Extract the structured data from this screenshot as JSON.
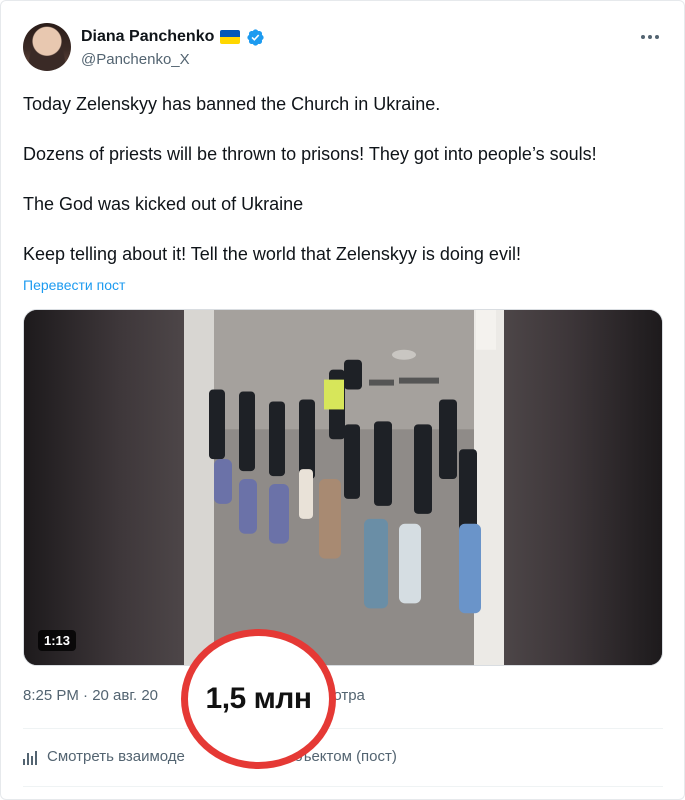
{
  "author": {
    "name": "Diana Panchenko",
    "handle": "@Panchenko_X",
    "verified": true,
    "flag": "ukraine-flag-icon"
  },
  "post": {
    "paragraphs": [
      "Today Zelenskyy has banned the Church in Ukraine.",
      "Dozens of priests will be thrown to prisons! They got into people’s souls!",
      "The God was kicked out of Ukraine",
      "Keep telling about it! Tell the world that Zelenskyy is doing evil!"
    ],
    "translate_label": "Перевести пост"
  },
  "video": {
    "duration": "1:13"
  },
  "meta": {
    "timestamp_visible": "8:25 PM · 20 авг. 20",
    "views_suffix_visible": "мотра",
    "views_highlight": "1,5 млн"
  },
  "engagement": {
    "label_left": "Смотреть взаимоде",
    "label_right": "бъектом (пост)"
  },
  "colors": {
    "accent": "#1d9bf0",
    "secondary_text": "#536471",
    "highlight_circle": "#e53935"
  }
}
▬▬▬▬▬▬
■ **EXERCISE DIRECTIONS**:
Write out the records above exactly as they appear, leaving out any pictures.

■ **EXERCISE SOLUTION**:
Extract the structured data from this screenshot as JSON.
{
  "author": {
    "name": "Diana Panchenko",
    "handle": "@Panchenko_X",
    "verified": true,
    "flag": "ukraine-flag-icon"
  },
  "post": {
    "paragraphs": [
      "Today Zelenskyy has banned the Church in Ukraine.",
      "Dozens of priests will be thrown to prisons! They got into people’s souls!",
      "The God was kicked out of Ukraine",
      "Keep telling about it! Tell the world that Zelenskyy is doing evil!"
    ],
    "translate_label": "Перевести пост"
  },
  "video": {
    "duration": "1:13"
  },
  "meta": {
    "timestamp_visible": "8:25 PM · 20 авг. 20",
    "views_suffix_visible": "мотра",
    "views_highlight": "1,5 млн"
  },
  "engagement": {
    "label_left": "Смотреть взаимоде",
    "label_right": "бъектом (пост)"
  },
  "colors": {
    "accent": "#1d9bf0",
    "secondary_text": "#536471",
    "highlight_circle": "#e53935"
  }
}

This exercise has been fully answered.